Problem requirements:
In the blog page, what did the couple's research find Puberty to be?

Selected text:
════════

Sunday, September 29, 2013

Fonkey English


One of the best parts of living overseas has to be all of the "fonkey" English that we're privileged to see. Here are a few of the funny (and a bit inappropriate... sorry!) things that we've encountered here in Russia.

 Not quite sure how child-friendly this brand name is, but yes, we do own this car-seat.

 Dare I even translate this into English?? Um, it says... "Megafart!" 
This is a casino and apparently "fart" means luck.

And this is one restaurant that my husband and I have never considered for a date night. We did however do some research and found out that, thankfully, Puberty is a town in the Czech Republic.

Ok, so what are some of the funny signs/stores/brands that you've seen where you live? If you have a link to a similar post on your blog, feel free to leave it in the comments!

Wednesday, September 25, 2013

Ideas for Making the Most of Skype

Alyssa originally posted this on her own blog, and she kindly offered to let us repost here. Please take a moment to go visit her, too: Momentary Missions.

Picture this: Two children, best friends for years, now separated by an ocean. They were so eager to chat online that they could barely eat breakfast, and now they sit in front of the computer.  Finally!

════════

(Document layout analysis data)
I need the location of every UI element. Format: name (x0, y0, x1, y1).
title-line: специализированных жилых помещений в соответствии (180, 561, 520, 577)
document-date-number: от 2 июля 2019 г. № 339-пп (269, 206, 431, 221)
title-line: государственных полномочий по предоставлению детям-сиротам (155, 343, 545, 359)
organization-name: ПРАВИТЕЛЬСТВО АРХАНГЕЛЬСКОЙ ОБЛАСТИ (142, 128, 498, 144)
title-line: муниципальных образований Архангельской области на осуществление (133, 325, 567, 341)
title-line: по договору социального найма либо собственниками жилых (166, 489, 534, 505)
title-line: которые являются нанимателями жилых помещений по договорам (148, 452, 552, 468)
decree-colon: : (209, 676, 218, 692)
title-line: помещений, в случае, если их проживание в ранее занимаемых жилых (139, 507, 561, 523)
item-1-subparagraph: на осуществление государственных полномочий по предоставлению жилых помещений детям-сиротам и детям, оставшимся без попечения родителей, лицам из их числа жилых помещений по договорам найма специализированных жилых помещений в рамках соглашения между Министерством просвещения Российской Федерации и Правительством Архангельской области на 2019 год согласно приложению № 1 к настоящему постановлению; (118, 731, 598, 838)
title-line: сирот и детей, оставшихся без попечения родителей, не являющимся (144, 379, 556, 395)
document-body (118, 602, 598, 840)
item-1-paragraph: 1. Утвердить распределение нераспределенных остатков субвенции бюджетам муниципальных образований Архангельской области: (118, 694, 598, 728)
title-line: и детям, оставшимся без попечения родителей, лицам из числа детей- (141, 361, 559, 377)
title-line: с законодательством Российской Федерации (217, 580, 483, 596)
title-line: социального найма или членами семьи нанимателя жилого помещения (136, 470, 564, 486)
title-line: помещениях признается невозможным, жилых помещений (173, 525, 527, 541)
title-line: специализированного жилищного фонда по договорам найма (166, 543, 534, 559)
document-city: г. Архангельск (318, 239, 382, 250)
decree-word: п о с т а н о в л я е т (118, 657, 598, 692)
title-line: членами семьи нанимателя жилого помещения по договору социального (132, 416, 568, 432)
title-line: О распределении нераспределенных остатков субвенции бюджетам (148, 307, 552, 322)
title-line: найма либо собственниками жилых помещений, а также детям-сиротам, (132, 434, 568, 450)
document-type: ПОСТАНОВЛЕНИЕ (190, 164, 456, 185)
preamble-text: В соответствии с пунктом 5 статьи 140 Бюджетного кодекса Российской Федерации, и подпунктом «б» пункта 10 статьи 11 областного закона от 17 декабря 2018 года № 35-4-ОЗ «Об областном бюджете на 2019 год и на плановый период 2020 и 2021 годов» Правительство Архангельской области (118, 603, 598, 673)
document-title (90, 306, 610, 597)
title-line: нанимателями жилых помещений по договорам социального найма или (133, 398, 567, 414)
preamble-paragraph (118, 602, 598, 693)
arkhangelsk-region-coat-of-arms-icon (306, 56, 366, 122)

════════

Response to this exercise:
A town in the Czech Republic.